REQUEST. Copy out the records below unchanged, from their first line through the line with "714, 897, 785]", including that line.

──────── EXTRACTED ENTRIES ────────

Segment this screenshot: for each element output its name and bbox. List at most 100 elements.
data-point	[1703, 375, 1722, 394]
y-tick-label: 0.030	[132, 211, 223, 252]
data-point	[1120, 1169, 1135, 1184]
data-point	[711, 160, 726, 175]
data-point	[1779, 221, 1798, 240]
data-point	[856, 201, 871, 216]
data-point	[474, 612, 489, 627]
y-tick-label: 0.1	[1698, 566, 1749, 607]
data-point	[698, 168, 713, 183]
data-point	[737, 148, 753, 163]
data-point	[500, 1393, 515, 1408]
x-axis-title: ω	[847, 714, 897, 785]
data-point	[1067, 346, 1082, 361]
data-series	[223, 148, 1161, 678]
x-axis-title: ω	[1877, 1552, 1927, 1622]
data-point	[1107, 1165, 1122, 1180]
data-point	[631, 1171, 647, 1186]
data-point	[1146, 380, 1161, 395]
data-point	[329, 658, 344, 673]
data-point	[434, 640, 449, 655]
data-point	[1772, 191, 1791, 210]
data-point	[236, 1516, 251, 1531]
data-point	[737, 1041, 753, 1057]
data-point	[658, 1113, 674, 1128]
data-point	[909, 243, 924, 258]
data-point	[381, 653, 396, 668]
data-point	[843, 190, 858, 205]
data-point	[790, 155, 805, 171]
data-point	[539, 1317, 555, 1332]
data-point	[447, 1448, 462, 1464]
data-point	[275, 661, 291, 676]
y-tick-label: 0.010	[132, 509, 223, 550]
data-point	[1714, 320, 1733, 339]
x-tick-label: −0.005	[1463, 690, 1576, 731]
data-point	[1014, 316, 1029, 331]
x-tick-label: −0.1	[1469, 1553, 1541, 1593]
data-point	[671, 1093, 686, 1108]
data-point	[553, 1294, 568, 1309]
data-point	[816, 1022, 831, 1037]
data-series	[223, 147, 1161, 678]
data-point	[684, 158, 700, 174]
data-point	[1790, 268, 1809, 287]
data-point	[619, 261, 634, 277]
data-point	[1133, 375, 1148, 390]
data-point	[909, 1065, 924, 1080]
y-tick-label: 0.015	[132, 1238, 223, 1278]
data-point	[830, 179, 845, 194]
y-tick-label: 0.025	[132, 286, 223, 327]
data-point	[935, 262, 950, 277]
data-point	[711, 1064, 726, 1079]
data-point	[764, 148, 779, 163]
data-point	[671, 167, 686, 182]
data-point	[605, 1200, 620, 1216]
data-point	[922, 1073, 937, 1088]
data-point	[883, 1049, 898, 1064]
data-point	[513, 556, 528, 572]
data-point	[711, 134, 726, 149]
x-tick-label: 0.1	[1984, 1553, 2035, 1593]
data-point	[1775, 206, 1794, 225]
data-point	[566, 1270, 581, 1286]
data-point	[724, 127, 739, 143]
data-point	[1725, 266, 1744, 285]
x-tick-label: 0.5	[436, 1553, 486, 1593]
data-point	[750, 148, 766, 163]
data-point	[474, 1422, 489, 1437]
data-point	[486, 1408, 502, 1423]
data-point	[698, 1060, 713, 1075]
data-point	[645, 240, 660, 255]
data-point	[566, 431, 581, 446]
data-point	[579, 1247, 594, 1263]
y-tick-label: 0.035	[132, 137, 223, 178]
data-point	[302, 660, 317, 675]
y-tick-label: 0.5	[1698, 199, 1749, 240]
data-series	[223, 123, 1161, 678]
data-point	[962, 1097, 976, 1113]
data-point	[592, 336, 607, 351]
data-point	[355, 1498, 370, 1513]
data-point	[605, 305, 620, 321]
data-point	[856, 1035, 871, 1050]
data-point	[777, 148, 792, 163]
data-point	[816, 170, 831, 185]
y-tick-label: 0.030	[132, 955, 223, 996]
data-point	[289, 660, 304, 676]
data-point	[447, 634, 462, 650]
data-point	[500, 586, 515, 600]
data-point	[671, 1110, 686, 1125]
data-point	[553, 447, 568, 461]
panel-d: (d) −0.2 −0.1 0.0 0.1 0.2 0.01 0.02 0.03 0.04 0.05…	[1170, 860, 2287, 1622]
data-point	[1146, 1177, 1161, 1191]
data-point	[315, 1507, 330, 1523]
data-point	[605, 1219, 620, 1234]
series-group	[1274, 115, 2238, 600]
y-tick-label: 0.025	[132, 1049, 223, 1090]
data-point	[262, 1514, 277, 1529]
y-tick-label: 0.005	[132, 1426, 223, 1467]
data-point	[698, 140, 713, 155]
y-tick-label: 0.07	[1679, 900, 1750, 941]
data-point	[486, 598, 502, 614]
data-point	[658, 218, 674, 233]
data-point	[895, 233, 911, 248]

────────

CORRECT RESULT.
Segment this screenshot: for each element output its name and bbox. List at most 100 elements.
data-point	[1703, 375, 1722, 394]
y-tick-label: 0.030	[132, 211, 223, 252]
data-point	[1120, 1169, 1135, 1184]
data-point	[711, 160, 726, 175]
data-point	[1779, 221, 1798, 240]
data-point	[856, 201, 871, 216]
data-point	[474, 612, 489, 627]
y-tick-label: 0.1	[1698, 566, 1749, 607]
data-point	[698, 168, 713, 183]
data-point	[737, 148, 753, 163]
data-point	[500, 1393, 515, 1408]
x-axis-title: ω	[847, 714, 897, 785]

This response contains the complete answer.